Цель задания 1:
Определите, согласуются ли с отрывком о колебаниях Луция утверждения (a), (b) и (c). На каждое ответьте «да» или «нет» и приведите точную цитату, которая решает дело. (a) В ареталогии Имута-Асклепия Асклепий велит перевести сообщения о своих чудесах с египетского на греческий. (b) Друзья Аристида одобрили изменение в рационе, предписанное Асклепием. (c) Во второй раз Луций медлит из страха перед строгостью новой жизни.
Цель задания 2:
Перескажите в виде списка абзац отрывка о колебаниях Луция, начинающийся словами «Возможно и так, что колебания Луция», сохранив его основные факты.
---------- Отрывок текста
Выбрать главу

Возможно и так, что колебания Луция в исполнении воли богини после своего призвания не просто литературное изобретение. Нижеследующий мотив довольно часто встречается в легендах о чудесах, совершенных Исидой, Сераписом или Асклепием: бог что-то приказывает; посвященный медлит и откладывает послушание, находя свое задание слишком трудным или необычным; бог наказывает его за это, и в конце концов тот покоряется. Типичный пример подобной последовательности событий предлагается в чуде, описанном в ареталогии Имута-Асклепия (Pap. Oxyrh. 1381 ). Асклепий приказывает некоему человеку перевести сообщения о своих чудесах с египетского на греческий; человек колеблется перед исполнением задания и откладывает со дня на день; он заболевает, перед ним появляется Асклепий, и наконец он соглашается подчиниться. Элий Аристид предлагает другой пример. Поскольку он давно болен, или считает, что болен, и давно просит Асклепия исцелить его, Асклепий в одном случае предписывает изменение в рационе, которое друзья Аристида не одобряют. Аристида мучают сомнения, он медлит с исполнением; постепенно ему становится все хуже и хуже.[194] Еще один фактор, который может привести к мысли, что колебания Луция принадлежат к обычному стереотипу, это то, что подобное явление встречается в трех разных случаях, после каждого из призывов к посвящению. В первом Луций медлит из страха перед строгостью новой жизни; во второй раз из-за своей бедности; в третий из-за того, что посчитал достаточными два предыдущих посвящения. С другой стороны, мы можем заметить, что каждая из этих причин правдоподобна, а первая столь же психологически интересна, сколь и логична.
--------------------
---------- Строки листинга
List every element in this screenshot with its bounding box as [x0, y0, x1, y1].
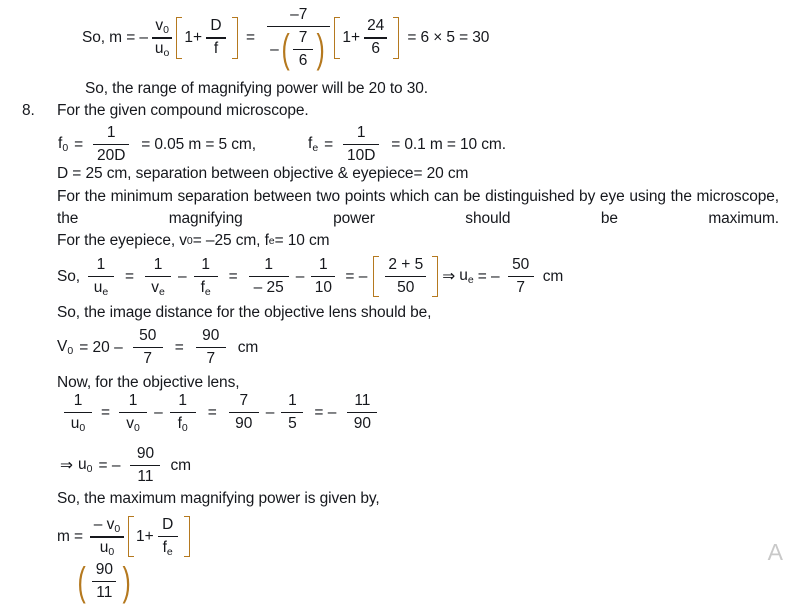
--------------------
---------- Строки листинга
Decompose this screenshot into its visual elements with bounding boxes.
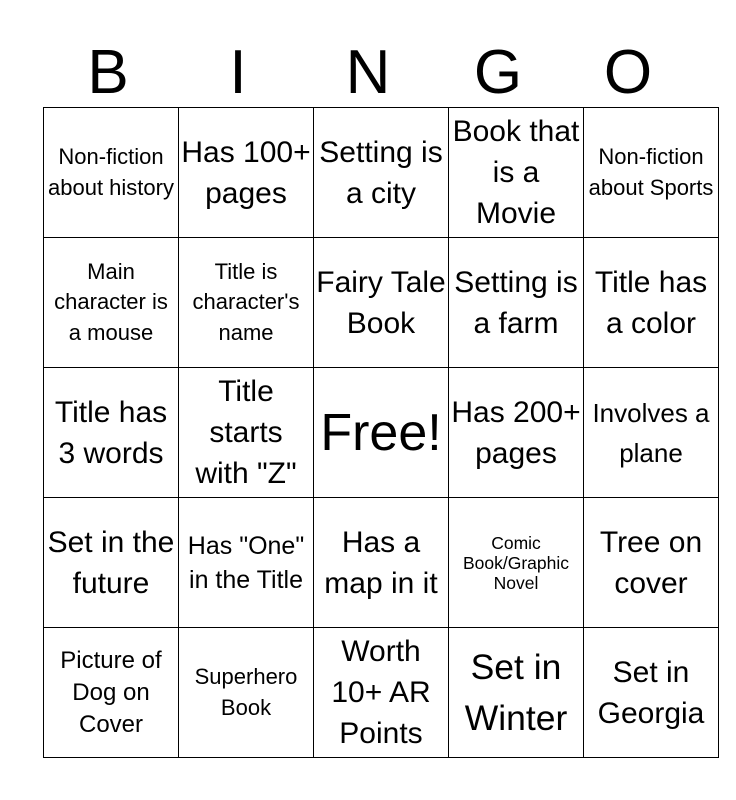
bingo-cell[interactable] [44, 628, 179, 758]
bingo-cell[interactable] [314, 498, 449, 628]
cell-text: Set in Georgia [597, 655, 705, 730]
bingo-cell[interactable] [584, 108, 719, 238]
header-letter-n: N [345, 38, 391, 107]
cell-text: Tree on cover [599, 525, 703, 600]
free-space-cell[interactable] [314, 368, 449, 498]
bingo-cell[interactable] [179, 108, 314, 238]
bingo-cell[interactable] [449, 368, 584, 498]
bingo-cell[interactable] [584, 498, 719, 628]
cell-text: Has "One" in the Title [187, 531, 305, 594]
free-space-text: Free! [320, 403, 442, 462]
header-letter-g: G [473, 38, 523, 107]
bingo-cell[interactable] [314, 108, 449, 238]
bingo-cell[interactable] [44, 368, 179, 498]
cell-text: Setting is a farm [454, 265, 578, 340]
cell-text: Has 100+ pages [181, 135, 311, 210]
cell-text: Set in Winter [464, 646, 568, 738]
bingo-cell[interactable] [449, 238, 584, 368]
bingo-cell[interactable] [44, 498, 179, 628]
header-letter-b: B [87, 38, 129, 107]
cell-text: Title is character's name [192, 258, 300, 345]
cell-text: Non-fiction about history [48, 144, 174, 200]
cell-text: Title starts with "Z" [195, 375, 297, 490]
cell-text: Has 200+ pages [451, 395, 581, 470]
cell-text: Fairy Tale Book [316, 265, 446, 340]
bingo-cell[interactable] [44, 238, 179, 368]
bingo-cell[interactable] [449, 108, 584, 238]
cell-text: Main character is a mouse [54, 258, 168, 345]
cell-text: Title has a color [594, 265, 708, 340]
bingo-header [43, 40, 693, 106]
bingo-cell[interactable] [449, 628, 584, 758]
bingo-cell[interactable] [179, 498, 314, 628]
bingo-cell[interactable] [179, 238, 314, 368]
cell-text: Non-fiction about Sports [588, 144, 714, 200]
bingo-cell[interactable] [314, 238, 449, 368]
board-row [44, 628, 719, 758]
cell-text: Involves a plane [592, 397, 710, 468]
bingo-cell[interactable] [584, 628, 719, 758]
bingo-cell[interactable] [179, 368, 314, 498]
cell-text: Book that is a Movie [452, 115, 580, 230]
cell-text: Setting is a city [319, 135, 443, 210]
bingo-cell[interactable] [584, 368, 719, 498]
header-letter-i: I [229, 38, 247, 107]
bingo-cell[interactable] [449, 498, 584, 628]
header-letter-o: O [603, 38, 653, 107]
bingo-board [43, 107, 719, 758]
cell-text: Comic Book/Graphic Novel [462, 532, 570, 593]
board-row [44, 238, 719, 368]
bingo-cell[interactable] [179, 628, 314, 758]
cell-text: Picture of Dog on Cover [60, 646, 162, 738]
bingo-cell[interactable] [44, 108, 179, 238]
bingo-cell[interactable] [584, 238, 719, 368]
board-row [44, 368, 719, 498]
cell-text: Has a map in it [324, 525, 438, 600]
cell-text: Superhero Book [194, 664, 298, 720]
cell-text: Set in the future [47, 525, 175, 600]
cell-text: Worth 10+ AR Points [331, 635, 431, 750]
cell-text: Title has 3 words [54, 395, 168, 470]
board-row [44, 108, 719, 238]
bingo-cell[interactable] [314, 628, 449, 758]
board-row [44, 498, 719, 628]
--------------------
Письменный ответ 1:
(a) Да: «Асклепий приказывает некоему человеку перевести сообщения о своих чудесах с египетского на греческий».
(b) Нет: «Асклепий в одном случае предписывает изменение в рационе, которое друзья Аристида не одобряют».
(c) Нет: «во второй раз из-за своей бедности».

Письменный ответ 2:
- Колебания Луция после призвания, возможно, не просто литературное изобретение.
- В легендах о чудесах Исиды, Сераписа или Асклепия часто встречается мотив: бог приказывает, посвященный медлит, бог его наказывает, и в конце концов тот покоряется.
- Пример из ареталогии Имута-Асклепия (Pap. Oxyrh. 1381): Асклепий велит человеку перевести сообщения о своих чудесах с египетского на греческий. Тот откладывает, заболевает, видит Асклепия и соглашается.
- Пример Элия Аристида: Асклепий предписывает ему изменить рацион, друзья этого не одобряют. Аристид сомневается и медлит, и ему становится все хуже.
- На стереотип указывает и то, что колебания Луция повторяются после каждого из трех призывов к посвящению. В первый раз причина в страхе перед строгостью новой жизни, во второй в бедности, в третий в том, что двух посвящений он счел достаточно.
- Вместе с тем каждая из этих причин правдоподобна, а первая столь же психологически интересна, сколь и логична.